What to produce - Quote the data below in full, minus the images.

Figure data in JSON -
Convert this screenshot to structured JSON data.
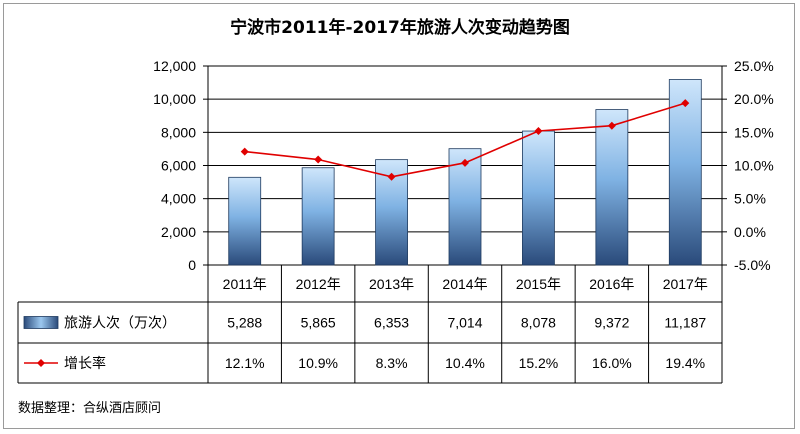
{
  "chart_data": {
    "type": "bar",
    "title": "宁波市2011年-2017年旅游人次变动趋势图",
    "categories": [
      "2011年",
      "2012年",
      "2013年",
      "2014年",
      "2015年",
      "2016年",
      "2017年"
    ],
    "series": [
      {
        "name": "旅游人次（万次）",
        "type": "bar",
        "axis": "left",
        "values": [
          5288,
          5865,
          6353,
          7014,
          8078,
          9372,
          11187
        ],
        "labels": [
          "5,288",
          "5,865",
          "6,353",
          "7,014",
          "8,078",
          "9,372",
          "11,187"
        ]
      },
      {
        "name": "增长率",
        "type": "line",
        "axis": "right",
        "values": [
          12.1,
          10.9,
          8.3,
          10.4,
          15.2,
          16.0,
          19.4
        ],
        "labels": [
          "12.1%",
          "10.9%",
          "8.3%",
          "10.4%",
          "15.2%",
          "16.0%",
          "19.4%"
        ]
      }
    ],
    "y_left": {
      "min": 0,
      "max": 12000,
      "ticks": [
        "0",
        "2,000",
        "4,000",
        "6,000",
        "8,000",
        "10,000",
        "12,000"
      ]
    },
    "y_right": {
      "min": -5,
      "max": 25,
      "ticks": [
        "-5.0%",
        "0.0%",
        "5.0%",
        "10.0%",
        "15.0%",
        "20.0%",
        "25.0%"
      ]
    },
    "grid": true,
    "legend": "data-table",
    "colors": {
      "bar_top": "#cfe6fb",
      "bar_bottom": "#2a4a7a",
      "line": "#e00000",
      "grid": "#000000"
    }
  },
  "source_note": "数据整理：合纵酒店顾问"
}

Final result -
Convert this screenshot to structured JSON data.
{
  "chart_data": {
    "type": "bar",
    "title": "宁波市2011年-2017年旅游人次变动趋势图",
    "categories": [
      "2011年",
      "2012年",
      "2013年",
      "2014年",
      "2015年",
      "2016年",
      "2017年"
    ],
    "series": [
      {
        "name": "旅游人次（万次）",
        "type": "bar",
        "axis": "left",
        "values": [
          5288,
          5865,
          6353,
          7014,
          8078,
          9372,
          11187
        ],
        "labels": [
          "5,288",
          "5,865",
          "6,353",
          "7,014",
          "8,078",
          "9,372",
          "11,187"
        ]
      },
      {
        "name": "增长率",
        "type": "line",
        "axis": "right",
        "values": [
          12.1,
          10.9,
          8.3,
          10.4,
          15.2,
          16.0,
          19.4
        ],
        "labels": [
          "12.1%",
          "10.9%",
          "8.3%",
          "10.4%",
          "15.2%",
          "16.0%",
          "19.4%"
        ]
      }
    ],
    "y_left": {
      "min": 0,
      "max": 12000,
      "ticks": [
        "0",
        "2,000",
        "4,000",
        "6,000",
        "8,000",
        "10,000",
        "12,000"
      ]
    },
    "y_right": {
      "min": -5,
      "max": 25,
      "ticks": [
        "-5.0%",
        "0.0%",
        "5.0%",
        "10.0%",
        "15.0%",
        "20.0%",
        "25.0%"
      ]
    },
    "grid": true,
    "legend": "data-table",
    "colors": {
      "bar_top": "#cfe6fb",
      "bar_bottom": "#2a4a7a",
      "line": "#e00000",
      "grid": "#000000"
    }
  },
  "source_note": "数据整理：合纵酒店顾问"
}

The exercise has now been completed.